* TASK DATA *
"""

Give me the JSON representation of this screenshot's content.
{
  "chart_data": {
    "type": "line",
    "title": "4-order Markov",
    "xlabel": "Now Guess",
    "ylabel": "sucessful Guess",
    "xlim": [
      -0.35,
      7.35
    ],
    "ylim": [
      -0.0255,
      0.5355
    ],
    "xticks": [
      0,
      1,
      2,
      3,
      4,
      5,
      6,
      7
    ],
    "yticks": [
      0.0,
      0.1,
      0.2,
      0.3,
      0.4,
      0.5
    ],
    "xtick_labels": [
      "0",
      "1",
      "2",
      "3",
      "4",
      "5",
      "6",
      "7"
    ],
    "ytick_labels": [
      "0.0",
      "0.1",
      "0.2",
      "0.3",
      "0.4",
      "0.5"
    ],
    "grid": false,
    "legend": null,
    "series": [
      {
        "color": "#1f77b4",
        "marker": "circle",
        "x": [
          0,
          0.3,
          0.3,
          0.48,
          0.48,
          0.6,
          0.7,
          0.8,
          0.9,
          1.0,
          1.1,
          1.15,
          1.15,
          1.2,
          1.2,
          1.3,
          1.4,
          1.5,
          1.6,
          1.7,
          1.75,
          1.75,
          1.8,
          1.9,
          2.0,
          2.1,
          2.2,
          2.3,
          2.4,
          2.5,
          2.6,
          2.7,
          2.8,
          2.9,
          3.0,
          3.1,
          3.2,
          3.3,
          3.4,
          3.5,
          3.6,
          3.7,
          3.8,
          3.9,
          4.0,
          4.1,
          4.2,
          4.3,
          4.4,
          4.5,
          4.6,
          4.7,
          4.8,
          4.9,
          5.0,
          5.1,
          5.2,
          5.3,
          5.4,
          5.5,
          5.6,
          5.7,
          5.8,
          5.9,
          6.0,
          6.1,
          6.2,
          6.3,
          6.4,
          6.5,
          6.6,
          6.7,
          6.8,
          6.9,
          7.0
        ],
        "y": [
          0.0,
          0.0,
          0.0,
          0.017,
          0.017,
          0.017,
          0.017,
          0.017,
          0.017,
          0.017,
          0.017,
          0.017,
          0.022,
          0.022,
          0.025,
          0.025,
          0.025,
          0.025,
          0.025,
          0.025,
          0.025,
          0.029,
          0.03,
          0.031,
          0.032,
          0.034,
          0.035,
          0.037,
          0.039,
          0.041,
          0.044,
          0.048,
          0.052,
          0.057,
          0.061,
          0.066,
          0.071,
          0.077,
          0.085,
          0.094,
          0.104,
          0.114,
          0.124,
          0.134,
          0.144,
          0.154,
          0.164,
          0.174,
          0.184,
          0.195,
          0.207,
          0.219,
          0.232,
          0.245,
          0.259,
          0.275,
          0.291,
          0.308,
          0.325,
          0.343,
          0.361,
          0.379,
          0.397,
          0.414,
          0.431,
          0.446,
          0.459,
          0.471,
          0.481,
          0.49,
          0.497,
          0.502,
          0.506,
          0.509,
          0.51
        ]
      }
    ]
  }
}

"""

* WHAT YOU HAVE TO DO *
All lines above with "Guess" in them should be returned.

* THE REPLY *
    "xlabel": "Now Guess",
    "ylabel": "sucessful Guess",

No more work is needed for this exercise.